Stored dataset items
——————————

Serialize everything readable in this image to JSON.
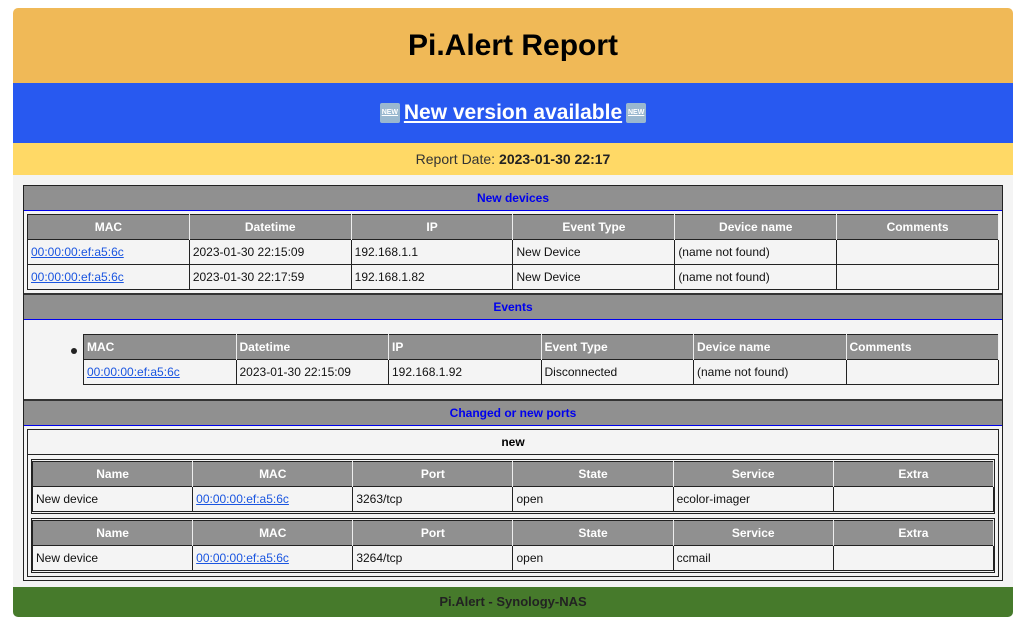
{
  "header": {
    "title": "Pi.Alert Report"
  },
  "banner": {
    "icon": "new-button-emoji",
    "label": " New version available ",
    "icon_text": "NEW"
  },
  "report": {
    "label": "Report Date:",
    "date": "2023-01-30 22:17"
  },
  "new_devices": {
    "title": "New devices",
    "columns": [
      "MAC",
      "Datetime",
      "IP",
      "Event Type",
      "Device name",
      "Comments"
    ],
    "rows": [
      [
        "00:00:00:ef:a5:6c",
        "2023-01-30 22:15:09",
        "192.168.1.1",
        "New Device",
        "(name not found)",
        ""
      ],
      [
        "00:00:00:ef:a5:6c",
        "2023-01-30 22:17:59",
        "192.168.1.82",
        "New Device",
        "(name not found)",
        ""
      ]
    ]
  },
  "events": {
    "title": "Events",
    "columns": [
      "MAC",
      "Datetime",
      "IP",
      "Event Type",
      "Device name",
      "Comments"
    ],
    "rows": [
      [
        "00:00:00:ef:a5:6c",
        "2023-01-30 22:15:09",
        "192.168.1.92",
        "Disconnected",
        "(name not found)",
        ""
      ]
    ]
  },
  "ports": {
    "title": "Changed or new ports",
    "group": "new",
    "columns": [
      "Name",
      "MAC",
      "Port",
      "State",
      "Service",
      "Extra"
    ],
    "tables": [
      [
        [
          "New device",
          "00:00:00:ef:a5:6c",
          "3263/tcp",
          "open",
          "ecolor-imager",
          ""
        ]
      ],
      [
        [
          "New device",
          "00:00:00:ef:a5:6c",
          "3264/tcp",
          "open",
          "ccmail",
          ""
        ]
      ]
    ]
  },
  "footer": {
    "text": "Pi.Alert - Synology-NAS"
  },
  "colors": {
    "header": "#F0B957",
    "banner": "#2859F0",
    "date_bar": "#FFD966",
    "footer": "#467A2B",
    "table_header": "#909090",
    "section_title": "#0000EE"
  }
}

——————————

What you are asked to do
Filter out all lines lacking the word "label" and copy the rest.

Answer to this task
    "label": " New version available ",
    "label": "Report Date:",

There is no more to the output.